[BEGIN]

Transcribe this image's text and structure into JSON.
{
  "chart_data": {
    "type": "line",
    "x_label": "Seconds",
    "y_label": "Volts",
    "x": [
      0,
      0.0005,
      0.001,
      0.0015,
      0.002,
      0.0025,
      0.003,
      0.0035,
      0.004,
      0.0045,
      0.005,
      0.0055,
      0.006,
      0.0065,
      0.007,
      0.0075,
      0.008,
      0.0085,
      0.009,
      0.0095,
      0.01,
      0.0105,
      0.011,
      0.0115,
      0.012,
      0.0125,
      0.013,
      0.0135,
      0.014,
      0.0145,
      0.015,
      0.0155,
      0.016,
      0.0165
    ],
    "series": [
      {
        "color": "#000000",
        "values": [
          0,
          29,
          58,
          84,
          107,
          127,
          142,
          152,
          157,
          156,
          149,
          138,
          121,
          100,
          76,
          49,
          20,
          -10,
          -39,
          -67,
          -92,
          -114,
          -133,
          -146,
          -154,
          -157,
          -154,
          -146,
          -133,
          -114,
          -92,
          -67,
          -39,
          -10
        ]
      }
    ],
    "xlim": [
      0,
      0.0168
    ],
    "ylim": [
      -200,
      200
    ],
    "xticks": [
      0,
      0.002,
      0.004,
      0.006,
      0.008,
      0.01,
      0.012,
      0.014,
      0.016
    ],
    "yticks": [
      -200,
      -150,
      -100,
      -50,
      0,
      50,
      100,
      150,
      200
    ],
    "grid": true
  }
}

[END]

### TASK TO COMPLETE
Quote the listing in full, please, keeping every line exact.

### ANSWER FOR THE TASK
Transcribe this image's text and structure into JSON.
{
  "chart_data": {
    "type": "line",
    "x_label": "Seconds",
    "y_label": "Volts",
    "x": [
      0,
      0.0005,
      0.001,
      0.0015,
      0.002,
      0.0025,
      0.003,
      0.0035,
      0.004,
      0.0045,
      0.005,
      0.0055,
      0.006,
      0.0065,
      0.007,
      0.0075,
      0.008,
      0.0085,
      0.009,
      0.0095,
      0.01,
      0.0105,
      0.011,
      0.0115,
      0.012,
      0.0125,
      0.013,
      0.0135,
      0.014,
      0.0145,
      0.015,
      0.0155,
      0.016,
      0.0165
    ],
    "series": [
      {
        "color": "#000000",
        "values": [
          0,
          29,
          58,
          84,
          107,
          127,
          142,
          152,
          157,
          156,
          149,
          138,
          121,
          100,
          76,
          49,
          20,
          -10,
          -39,
          -67,
          -92,
          -114,
          -133,
          -146,
          -154,
          -157,
          -154,
          -146,
          -133,
          -114,
          -92,
          -67,
          -39,
          -10
        ]
      }
    ],
    "xlim": [
      0,
      0.0168
    ],
    "ylim": [
      -200,
      200
    ],
    "xticks": [
      0,
      0.002,
      0.004,
      0.006,
      0.008,
      0.01,
      0.012,
      0.014,
      0.016
    ],
    "yticks": [
      -200,
      -150,
      -100,
      -50,
      0,
      50,
      100,
      150,
      200
    ],
    "grid": true
  }
}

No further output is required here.